<<<<
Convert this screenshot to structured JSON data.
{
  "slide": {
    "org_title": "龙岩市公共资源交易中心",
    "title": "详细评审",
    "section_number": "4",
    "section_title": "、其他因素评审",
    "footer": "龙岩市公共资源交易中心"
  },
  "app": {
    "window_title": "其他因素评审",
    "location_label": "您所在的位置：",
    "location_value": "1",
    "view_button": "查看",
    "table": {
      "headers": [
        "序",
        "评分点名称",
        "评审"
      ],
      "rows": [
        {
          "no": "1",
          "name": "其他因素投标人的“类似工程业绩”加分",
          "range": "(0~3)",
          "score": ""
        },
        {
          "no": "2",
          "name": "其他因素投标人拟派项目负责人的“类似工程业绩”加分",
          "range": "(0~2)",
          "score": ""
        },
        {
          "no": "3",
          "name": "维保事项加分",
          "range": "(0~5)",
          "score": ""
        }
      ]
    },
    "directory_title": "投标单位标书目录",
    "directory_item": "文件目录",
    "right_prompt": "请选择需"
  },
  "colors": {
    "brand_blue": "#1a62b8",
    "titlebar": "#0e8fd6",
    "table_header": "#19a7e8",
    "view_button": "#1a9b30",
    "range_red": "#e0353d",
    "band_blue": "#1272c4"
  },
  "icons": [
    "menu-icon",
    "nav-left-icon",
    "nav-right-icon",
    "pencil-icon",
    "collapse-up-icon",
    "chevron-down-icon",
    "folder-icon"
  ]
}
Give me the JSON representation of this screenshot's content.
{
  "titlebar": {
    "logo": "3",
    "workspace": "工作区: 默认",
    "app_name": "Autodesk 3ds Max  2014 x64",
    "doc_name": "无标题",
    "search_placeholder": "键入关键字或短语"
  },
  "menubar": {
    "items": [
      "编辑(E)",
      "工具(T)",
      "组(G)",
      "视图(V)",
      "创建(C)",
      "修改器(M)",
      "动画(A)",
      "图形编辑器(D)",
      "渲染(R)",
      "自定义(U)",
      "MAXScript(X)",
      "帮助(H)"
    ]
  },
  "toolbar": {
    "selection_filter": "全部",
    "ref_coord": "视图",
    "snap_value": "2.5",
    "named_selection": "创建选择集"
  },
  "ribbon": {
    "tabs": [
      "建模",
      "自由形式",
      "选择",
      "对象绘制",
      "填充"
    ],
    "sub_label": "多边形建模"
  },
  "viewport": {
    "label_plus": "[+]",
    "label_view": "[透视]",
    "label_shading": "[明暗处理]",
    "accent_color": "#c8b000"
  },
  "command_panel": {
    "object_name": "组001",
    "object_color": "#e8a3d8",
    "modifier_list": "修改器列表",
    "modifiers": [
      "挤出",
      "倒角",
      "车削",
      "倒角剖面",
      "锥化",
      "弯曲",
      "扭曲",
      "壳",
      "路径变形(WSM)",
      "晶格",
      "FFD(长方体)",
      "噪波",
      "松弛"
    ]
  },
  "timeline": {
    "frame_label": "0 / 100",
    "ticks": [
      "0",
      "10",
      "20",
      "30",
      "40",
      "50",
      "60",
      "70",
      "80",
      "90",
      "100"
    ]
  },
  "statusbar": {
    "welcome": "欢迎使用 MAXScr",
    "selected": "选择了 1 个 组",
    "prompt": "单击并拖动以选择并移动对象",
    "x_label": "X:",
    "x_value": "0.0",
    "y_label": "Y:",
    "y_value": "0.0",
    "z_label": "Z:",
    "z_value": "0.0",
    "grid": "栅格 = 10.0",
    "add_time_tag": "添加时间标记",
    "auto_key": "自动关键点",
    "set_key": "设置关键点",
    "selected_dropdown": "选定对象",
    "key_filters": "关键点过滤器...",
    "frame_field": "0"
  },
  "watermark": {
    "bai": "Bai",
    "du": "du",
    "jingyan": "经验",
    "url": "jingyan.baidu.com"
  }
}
>>>>
Requirements – Copy every line of the material, please, keeping it exactly the same.

Response below –
Convert this screenshot to structured JSON data.
{
  "slide": {
    "org_title": "龙岩市公共资源交易中心",
    "title": "详细评审",
    "section_number": "4",
    "section_title": "、其他因素评审",
    "footer": "龙岩市公共资源交易中心"
  },
  "app": {
    "window_title": "其他因素评审",
    "location_label": "您所在的位置：",
    "location_value": "1",
    "view_button": "查看",
    "table": {
      "headers": [
        "序",
        "评分点名称",
        "评审"
      ],
      "rows": [
        {
          "no": "1",
          "name": "其他因素投标人的“类似工程业绩”加分",
          "range": "(0~3)",
          "score": ""
        },
        {
          "no": "2",
          "name": "其他因素投标人拟派项目负责人的“类似工程业绩”加分",
          "range": "(0~2)",
          "score": ""
        },
        {
          "no": "3",
          "name": "维保事项加分",
          "range": "(0~5)",
          "score": ""
        }
      ]
    },
    "directory_title": "投标单位标书目录",
    "directory_item": "文件目录",
    "right_prompt": "请选择需"
  },
  "colors": {
    "brand_blue": "#1a62b8",
    "titlebar": "#0e8fd6",
    "table_header": "#19a7e8",
    "view_button": "#1a9b30",
    "range_red": "#e0353d",
    "band_blue": "#1272c4"
  },
  "icons": [
    "menu-icon",
    "nav-left-icon",
    "nav-right-icon",
    "pencil-icon",
    "collapse-up-icon",
    "chevron-down-icon",
    "folder-icon"
  ]
}
Give me the JSON representation of this screenshot's content.
{
  "titlebar": {
    "logo": "3",
    "workspace": "工作区: 默认",
    "app_name": "Autodesk 3ds Max  2014 x64",
    "doc_name": "无标题",
    "search_placeholder": "键入关键字或短语"
  },
  "menubar": {
    "items": [
      "编辑(E)",
      "工具(T)",
      "组(G)",
      "视图(V)",
      "创建(C)",
      "修改器(M)",
      "动画(A)",
      "图形编辑器(D)",
      "渲染(R)",
      "自定义(U)",
      "MAXScript(X)",
      "帮助(H)"
    ]
  },
  "toolbar": {
    "selection_filter": "全部",
    "ref_coord": "视图",
    "snap_value": "2.5",
    "named_selection": "创建选择集"
  },
  "ribbon": {
    "tabs": [
      "建模",
      "自由形式",
      "选择",
      "对象绘制",
      "填充"
    ],
    "sub_label": "多边形建模"
  },
  "viewport": {
    "label_plus": "[+]",
    "label_view": "[透视]",
    "label_shading": "[明暗处理]",
    "accent_color": "#c8b000"
  },
  "command_panel": {
    "object_name": "组001",
    "object_color": "#e8a3d8",
    "modifier_list": "修改器列表",
    "modifiers": [
      "挤出",
      "倒角",
      "车削",
      "倒角剖面",
      "锥化",
      "弯曲",
      "扭曲",
      "壳",
      "路径变形(WSM)",
      "晶格",
      "FFD(长方体)",
      "噪波",
      "松弛"
    ]
  },
  "timeline": {
    "frame_label": "0 / 100",
    "ticks": [
      "0",
      "10",
      "20",
      "30",
      "40",
      "50",
      "60",
      "70",
      "80",
      "90",
      "100"
    ]
  },
  "statusbar": {
    "welcome": "欢迎使用 MAXScr",
    "selected": "选择了 1 个 组",
    "prompt": "单击并拖动以选择并移动对象",
    "x_label": "X:",
    "x_value": "0.0",
    "y_label": "Y:",
    "y_value": "0.0",
    "z_label": "Z:",
    "z_value": "0.0",
    "grid": "栅格 = 10.0",
    "add_time_tag": "添加时间标记",
    "auto_key": "自动关键点",
    "set_key": "设置关键点",
    "selected_dropdown": "选定对象",
    "key_filters": "关键点过滤器...",
    "frame_field": "0"
  },
  "watermark": {
    "bai": "Bai",
    "du": "du",
    "jingyan": "经验",
    "url": "jingyan.baidu.com"
  }
}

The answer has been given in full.